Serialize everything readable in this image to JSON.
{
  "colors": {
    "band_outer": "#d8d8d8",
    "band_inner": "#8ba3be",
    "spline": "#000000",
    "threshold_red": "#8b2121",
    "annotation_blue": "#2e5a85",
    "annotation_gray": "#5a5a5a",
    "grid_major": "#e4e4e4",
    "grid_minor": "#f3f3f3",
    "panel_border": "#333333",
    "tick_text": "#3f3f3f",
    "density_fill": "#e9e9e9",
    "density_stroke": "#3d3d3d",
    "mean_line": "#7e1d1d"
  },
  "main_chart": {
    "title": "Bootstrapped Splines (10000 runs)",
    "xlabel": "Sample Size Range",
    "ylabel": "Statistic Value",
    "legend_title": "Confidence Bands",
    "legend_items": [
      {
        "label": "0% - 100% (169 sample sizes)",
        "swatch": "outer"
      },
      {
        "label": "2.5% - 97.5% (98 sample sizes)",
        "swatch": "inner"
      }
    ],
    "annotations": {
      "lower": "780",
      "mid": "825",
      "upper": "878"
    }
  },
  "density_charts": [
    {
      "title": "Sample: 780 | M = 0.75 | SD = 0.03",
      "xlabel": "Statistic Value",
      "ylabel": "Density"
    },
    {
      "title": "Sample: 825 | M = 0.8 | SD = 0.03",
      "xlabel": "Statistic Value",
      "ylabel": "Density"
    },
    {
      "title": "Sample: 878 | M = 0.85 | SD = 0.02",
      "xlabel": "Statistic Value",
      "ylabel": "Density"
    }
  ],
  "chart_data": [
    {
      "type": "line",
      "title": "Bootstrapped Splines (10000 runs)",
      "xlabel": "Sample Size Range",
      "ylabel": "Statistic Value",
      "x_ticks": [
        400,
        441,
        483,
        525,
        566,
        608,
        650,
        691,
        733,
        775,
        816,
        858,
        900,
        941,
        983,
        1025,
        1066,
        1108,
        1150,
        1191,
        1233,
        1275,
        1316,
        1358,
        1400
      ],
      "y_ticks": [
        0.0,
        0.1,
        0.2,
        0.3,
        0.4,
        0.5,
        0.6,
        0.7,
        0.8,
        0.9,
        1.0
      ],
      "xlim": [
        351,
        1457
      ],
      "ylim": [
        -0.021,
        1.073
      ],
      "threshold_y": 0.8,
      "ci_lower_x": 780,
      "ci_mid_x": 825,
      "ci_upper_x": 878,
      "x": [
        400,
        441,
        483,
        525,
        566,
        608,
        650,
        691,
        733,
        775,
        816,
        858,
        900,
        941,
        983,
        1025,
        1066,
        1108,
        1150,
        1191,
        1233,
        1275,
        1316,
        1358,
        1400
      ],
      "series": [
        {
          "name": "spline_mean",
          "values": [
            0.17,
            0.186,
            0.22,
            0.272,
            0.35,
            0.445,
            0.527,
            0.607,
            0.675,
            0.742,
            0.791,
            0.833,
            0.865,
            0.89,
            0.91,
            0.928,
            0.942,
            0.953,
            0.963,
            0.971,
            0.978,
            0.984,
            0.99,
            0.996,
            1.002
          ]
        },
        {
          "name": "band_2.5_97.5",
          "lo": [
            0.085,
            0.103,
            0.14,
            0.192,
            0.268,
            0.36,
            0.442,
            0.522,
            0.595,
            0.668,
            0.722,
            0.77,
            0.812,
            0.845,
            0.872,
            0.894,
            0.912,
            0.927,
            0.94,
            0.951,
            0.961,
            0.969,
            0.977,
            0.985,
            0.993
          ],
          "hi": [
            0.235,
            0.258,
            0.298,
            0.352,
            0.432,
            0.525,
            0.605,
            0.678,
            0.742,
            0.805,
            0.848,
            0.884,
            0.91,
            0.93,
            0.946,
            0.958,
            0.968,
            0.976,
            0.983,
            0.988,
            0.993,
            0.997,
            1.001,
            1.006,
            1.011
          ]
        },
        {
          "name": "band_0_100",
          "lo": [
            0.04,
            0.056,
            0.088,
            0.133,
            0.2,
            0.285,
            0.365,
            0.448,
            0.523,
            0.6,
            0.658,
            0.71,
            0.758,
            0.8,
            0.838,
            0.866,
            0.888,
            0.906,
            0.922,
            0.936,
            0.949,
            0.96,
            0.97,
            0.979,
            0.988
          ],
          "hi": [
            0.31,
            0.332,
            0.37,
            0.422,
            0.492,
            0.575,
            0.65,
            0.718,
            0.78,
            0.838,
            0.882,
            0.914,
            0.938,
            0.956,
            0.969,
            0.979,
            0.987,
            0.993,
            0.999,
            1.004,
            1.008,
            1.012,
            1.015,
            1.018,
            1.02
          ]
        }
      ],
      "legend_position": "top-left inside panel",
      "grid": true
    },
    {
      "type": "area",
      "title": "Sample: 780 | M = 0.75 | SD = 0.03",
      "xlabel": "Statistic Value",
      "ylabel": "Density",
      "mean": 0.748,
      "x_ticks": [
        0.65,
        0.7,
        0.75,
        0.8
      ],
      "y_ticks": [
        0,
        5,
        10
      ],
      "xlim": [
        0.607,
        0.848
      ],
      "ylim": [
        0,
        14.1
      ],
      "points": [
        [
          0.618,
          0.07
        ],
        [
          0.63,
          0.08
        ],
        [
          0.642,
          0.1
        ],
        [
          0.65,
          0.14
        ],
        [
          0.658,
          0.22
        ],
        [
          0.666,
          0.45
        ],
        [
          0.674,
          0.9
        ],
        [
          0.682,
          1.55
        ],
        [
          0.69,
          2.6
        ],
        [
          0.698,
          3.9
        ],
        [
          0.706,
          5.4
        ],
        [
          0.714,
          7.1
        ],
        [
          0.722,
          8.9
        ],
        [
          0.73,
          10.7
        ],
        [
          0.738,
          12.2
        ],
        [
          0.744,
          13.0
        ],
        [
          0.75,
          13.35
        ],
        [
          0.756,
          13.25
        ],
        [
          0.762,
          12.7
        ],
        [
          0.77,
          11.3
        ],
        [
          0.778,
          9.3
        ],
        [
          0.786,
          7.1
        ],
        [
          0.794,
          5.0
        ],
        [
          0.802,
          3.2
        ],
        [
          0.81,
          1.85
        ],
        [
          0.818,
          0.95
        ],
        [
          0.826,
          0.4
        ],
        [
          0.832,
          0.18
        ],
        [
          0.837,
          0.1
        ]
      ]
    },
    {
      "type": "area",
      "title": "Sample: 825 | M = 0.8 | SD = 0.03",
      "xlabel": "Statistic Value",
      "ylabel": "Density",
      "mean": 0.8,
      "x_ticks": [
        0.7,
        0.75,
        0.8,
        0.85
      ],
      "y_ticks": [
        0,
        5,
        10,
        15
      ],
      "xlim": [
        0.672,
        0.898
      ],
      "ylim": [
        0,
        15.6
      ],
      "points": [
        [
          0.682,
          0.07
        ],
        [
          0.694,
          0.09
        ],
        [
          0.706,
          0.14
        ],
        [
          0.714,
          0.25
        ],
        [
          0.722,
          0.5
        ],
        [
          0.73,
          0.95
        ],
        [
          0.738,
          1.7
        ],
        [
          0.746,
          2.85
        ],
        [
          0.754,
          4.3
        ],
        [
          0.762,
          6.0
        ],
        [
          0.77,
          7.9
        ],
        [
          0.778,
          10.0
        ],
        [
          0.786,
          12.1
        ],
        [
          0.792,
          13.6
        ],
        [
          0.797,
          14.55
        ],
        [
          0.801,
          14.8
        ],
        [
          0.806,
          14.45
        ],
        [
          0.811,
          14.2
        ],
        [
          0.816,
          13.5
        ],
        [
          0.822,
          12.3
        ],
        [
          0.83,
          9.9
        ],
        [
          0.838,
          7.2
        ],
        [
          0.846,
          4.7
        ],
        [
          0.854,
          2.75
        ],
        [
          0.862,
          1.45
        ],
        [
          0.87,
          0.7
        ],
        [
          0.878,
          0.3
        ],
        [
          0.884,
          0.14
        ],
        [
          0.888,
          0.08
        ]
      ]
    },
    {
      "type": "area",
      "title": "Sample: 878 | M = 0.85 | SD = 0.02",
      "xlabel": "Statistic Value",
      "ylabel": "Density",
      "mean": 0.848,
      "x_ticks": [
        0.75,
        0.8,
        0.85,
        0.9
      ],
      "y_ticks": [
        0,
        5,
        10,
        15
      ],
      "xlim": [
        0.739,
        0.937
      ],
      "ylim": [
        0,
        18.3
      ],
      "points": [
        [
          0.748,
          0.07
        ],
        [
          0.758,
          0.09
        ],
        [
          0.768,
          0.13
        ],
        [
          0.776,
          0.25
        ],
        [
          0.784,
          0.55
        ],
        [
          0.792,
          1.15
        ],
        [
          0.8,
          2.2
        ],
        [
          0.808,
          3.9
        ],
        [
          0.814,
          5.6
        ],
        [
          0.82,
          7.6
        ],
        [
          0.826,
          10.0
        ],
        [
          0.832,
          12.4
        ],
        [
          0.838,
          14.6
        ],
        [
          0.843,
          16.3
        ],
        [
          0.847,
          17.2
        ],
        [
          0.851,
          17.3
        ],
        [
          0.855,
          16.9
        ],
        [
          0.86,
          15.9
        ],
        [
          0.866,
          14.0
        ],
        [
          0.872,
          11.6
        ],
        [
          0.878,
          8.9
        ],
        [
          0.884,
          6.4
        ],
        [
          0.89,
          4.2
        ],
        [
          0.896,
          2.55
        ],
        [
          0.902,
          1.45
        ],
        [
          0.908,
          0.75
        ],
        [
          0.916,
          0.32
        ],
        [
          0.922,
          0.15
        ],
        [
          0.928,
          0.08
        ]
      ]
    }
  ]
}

**Your goal**
Give the number of lines that hold the word "name" in these records, with nothing added.

**Task answer**
3